# START OF Entries shown
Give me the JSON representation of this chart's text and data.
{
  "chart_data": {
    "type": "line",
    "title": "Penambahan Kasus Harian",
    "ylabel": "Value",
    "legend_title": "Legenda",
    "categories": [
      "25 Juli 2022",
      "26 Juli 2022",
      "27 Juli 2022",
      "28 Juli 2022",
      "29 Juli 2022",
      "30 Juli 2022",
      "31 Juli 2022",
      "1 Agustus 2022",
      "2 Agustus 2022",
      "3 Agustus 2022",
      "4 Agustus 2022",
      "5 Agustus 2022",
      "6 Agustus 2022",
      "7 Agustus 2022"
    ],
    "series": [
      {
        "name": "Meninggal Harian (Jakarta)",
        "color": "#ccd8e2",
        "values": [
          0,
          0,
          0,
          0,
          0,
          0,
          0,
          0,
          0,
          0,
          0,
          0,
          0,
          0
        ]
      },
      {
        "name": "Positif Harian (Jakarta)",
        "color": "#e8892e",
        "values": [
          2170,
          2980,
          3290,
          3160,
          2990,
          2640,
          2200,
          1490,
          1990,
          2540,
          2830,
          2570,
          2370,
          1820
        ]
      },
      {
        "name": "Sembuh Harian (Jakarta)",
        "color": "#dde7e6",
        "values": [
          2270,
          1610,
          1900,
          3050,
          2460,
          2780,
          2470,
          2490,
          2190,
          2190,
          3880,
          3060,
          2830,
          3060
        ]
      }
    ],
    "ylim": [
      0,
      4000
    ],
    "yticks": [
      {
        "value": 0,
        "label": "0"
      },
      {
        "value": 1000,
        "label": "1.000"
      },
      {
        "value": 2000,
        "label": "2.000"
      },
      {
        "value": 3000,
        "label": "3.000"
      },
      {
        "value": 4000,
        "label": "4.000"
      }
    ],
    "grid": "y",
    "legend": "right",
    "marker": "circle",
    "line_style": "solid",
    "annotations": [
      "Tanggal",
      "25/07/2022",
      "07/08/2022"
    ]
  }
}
# END OF Entries shown
Request | Locate all lines in the listing above with the word "Jakarta" and copy them.

Solution for this problem |
        "name": "Meninggal Harian (Jakarta)",
        "name": "Positif Harian (Jakarta)",
        "name": "Sembuh Harian (Jakarta)",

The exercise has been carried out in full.